→ OBJECTIVE:
Report all lines holding "page".

→ RECORD SET:
--------
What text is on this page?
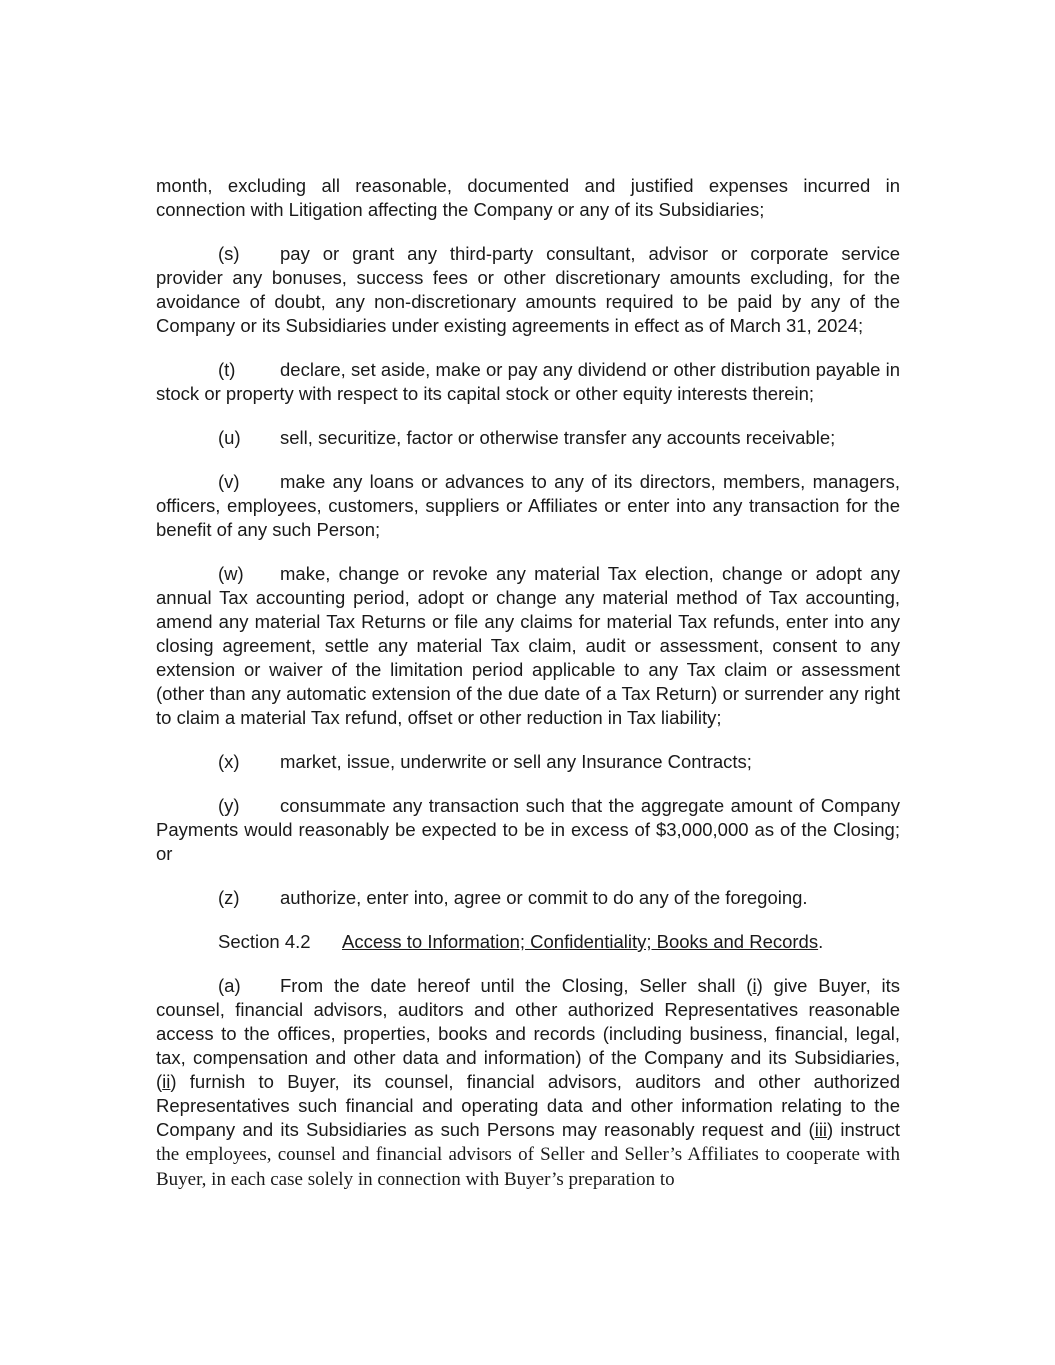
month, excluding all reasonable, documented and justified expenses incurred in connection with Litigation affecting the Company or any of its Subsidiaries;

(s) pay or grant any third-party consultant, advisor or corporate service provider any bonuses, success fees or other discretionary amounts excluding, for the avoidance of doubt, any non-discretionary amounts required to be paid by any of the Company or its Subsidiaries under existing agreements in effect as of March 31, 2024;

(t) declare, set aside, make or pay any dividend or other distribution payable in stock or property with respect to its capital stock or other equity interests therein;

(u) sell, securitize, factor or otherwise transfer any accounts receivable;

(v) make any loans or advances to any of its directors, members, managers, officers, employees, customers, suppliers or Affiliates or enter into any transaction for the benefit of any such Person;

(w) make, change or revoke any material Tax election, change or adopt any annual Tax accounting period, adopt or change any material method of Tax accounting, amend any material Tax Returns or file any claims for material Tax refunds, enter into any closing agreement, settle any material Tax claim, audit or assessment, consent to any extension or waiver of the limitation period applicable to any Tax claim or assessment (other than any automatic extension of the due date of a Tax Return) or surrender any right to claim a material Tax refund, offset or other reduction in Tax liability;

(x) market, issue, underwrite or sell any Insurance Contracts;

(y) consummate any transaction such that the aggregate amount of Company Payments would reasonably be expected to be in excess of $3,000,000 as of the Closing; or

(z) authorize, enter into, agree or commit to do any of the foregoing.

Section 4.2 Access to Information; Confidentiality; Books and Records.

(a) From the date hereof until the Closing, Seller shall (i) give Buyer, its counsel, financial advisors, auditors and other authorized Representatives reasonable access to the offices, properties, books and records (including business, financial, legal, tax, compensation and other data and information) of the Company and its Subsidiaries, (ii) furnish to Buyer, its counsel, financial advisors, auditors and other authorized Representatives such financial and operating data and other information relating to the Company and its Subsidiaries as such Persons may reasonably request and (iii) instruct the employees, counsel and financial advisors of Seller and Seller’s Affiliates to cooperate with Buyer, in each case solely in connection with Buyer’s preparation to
--------
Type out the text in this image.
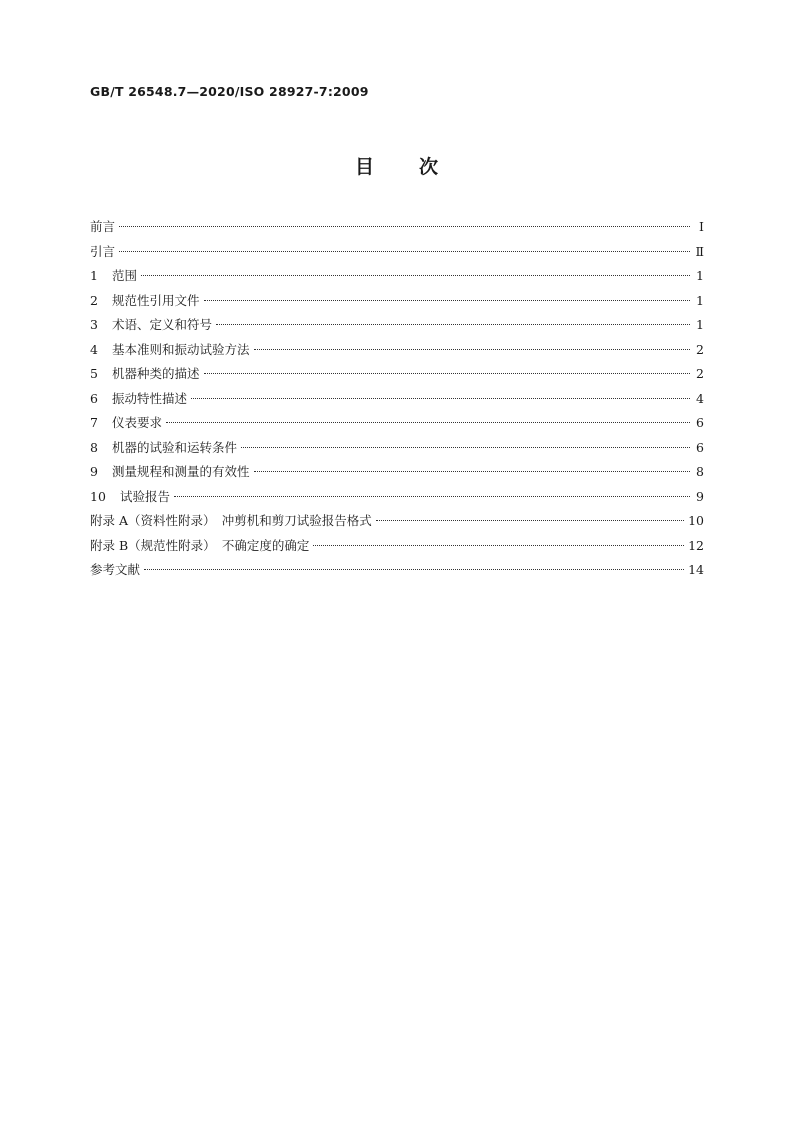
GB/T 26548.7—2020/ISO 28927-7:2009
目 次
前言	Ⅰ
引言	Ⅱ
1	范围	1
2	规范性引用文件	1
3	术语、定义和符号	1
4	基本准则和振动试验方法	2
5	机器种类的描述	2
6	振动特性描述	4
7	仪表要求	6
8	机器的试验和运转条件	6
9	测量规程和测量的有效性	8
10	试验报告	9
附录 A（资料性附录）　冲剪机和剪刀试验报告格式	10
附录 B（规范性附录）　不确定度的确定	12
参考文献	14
--------
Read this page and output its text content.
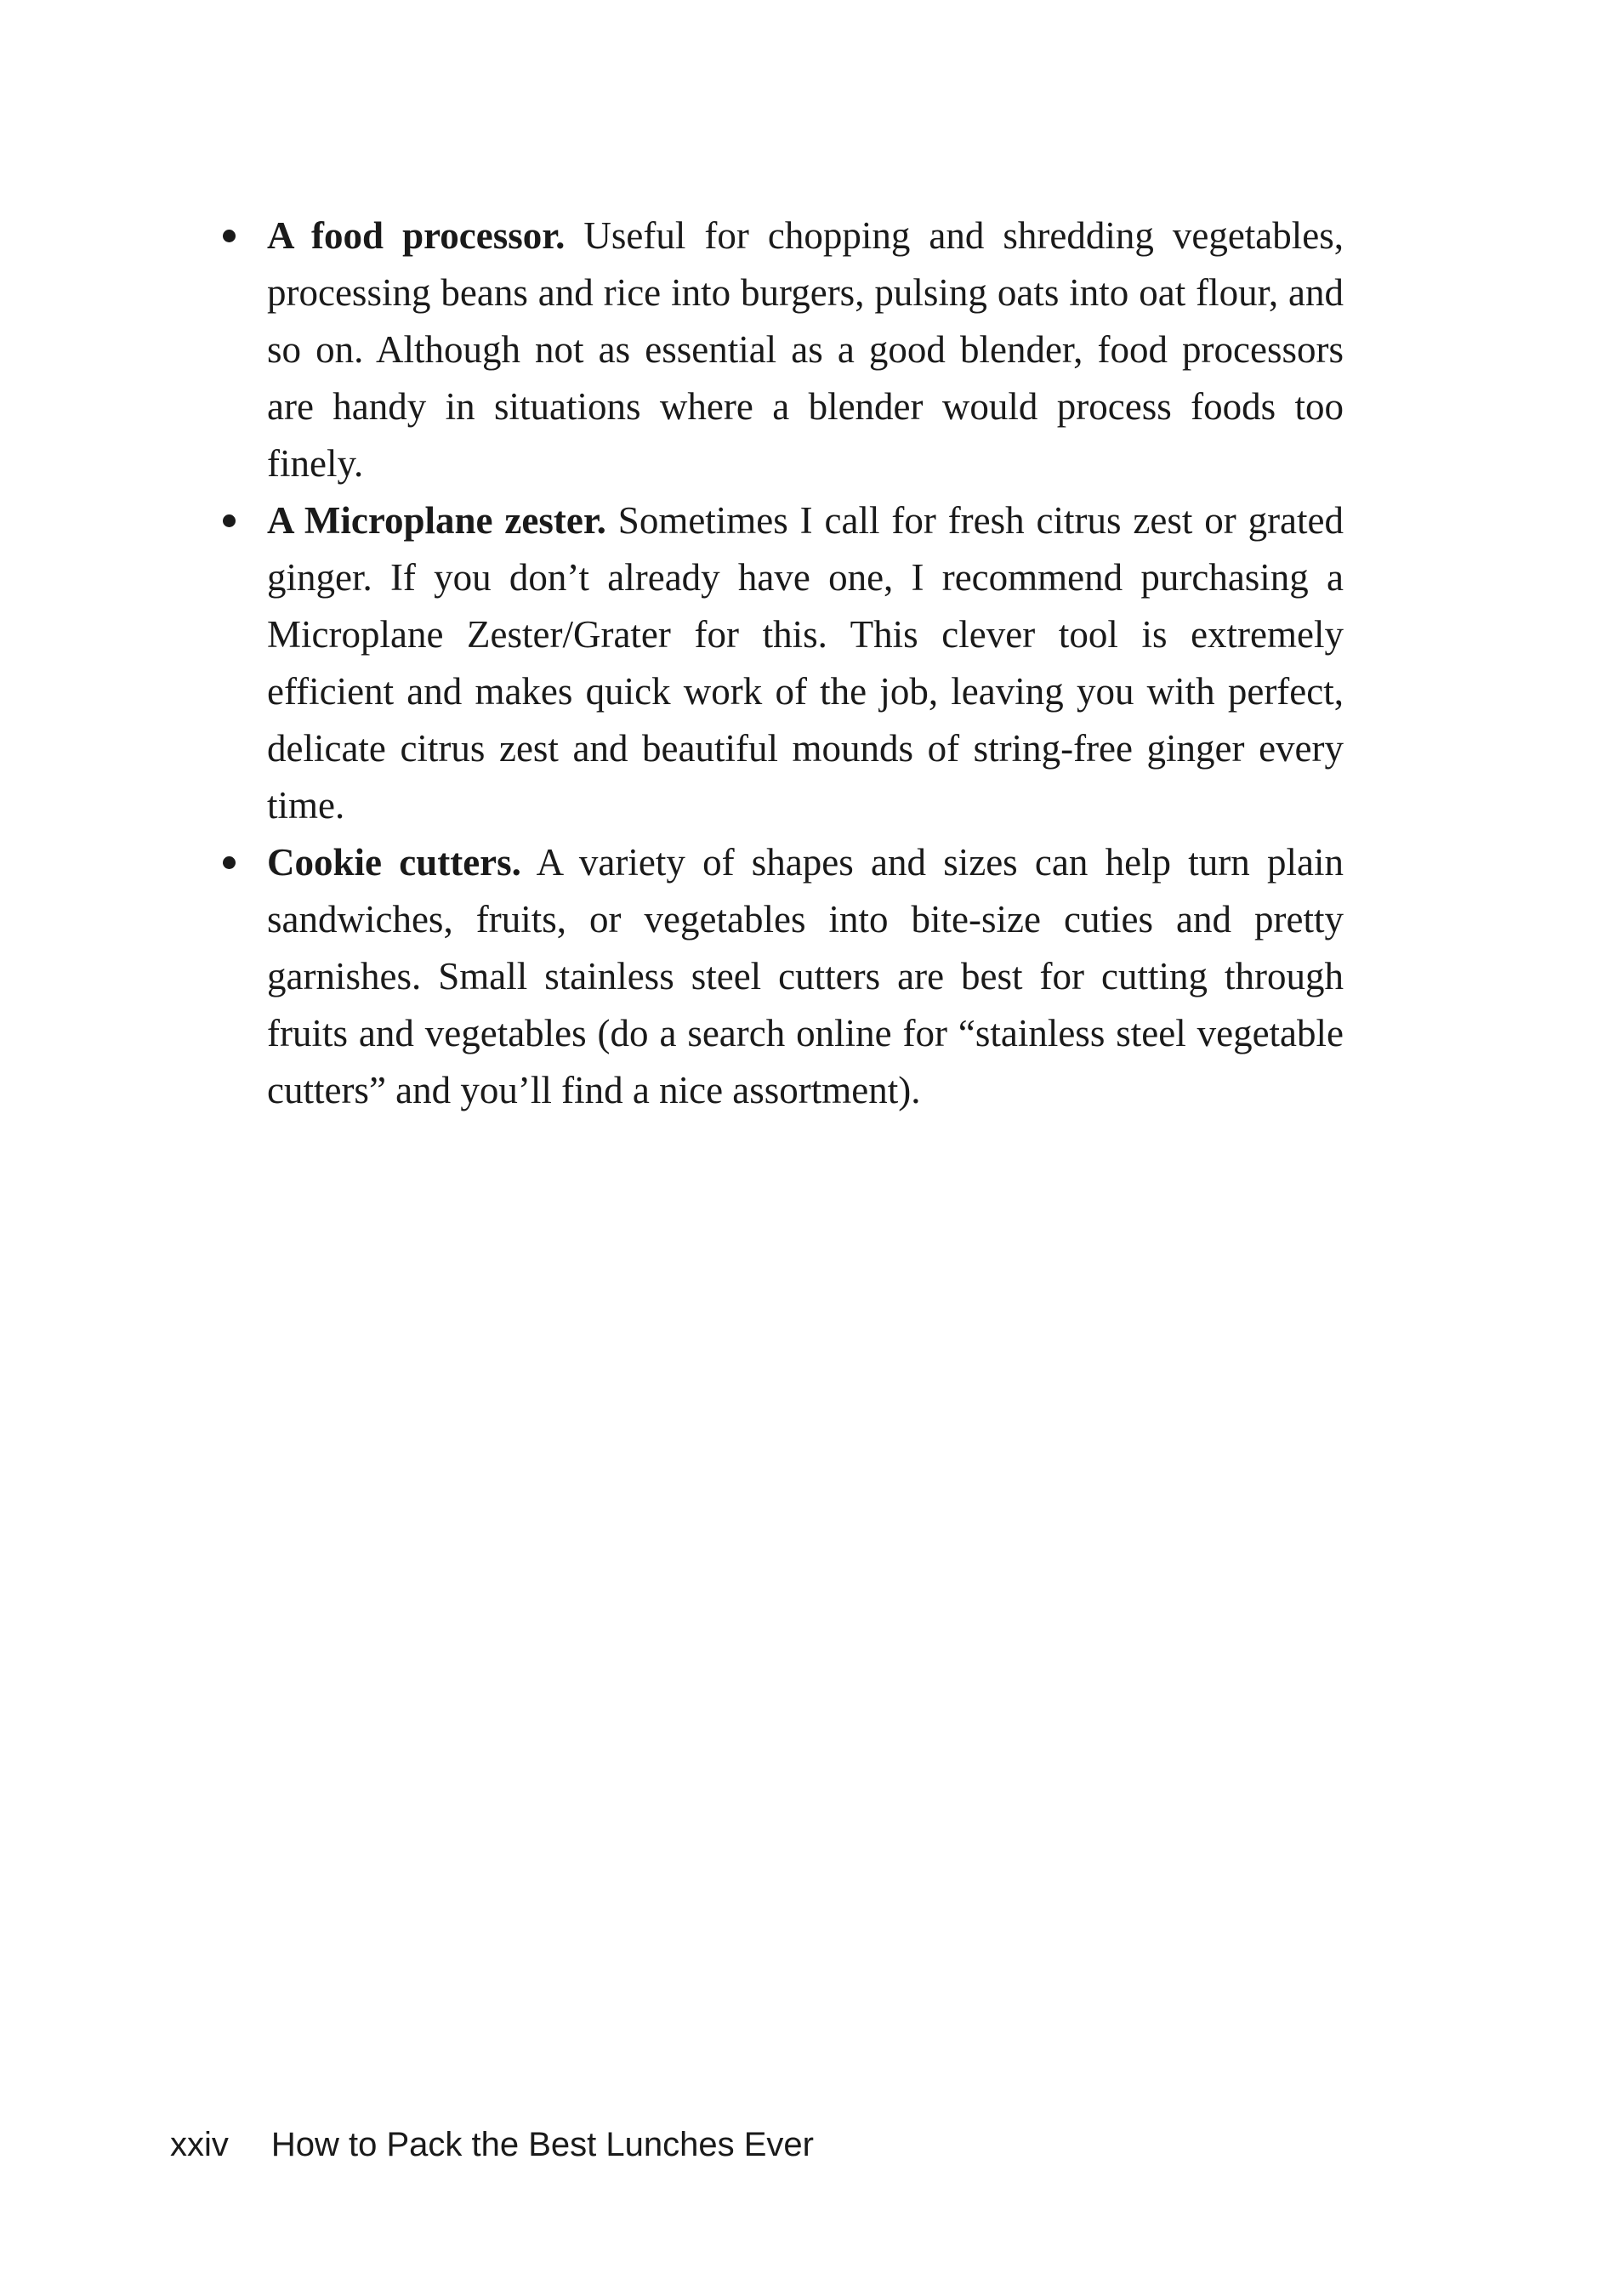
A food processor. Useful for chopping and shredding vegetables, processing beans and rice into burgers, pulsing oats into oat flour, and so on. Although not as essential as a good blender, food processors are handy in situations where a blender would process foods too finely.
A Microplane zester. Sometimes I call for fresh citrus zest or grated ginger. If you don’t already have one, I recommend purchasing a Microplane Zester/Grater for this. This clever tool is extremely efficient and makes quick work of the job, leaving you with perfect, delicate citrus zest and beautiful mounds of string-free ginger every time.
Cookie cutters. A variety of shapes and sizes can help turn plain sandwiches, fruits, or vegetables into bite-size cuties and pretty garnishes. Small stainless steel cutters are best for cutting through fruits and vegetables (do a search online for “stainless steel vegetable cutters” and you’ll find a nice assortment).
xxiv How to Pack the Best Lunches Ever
--------
→ REPLY:
What text is on this page?
Read this page and output its text content.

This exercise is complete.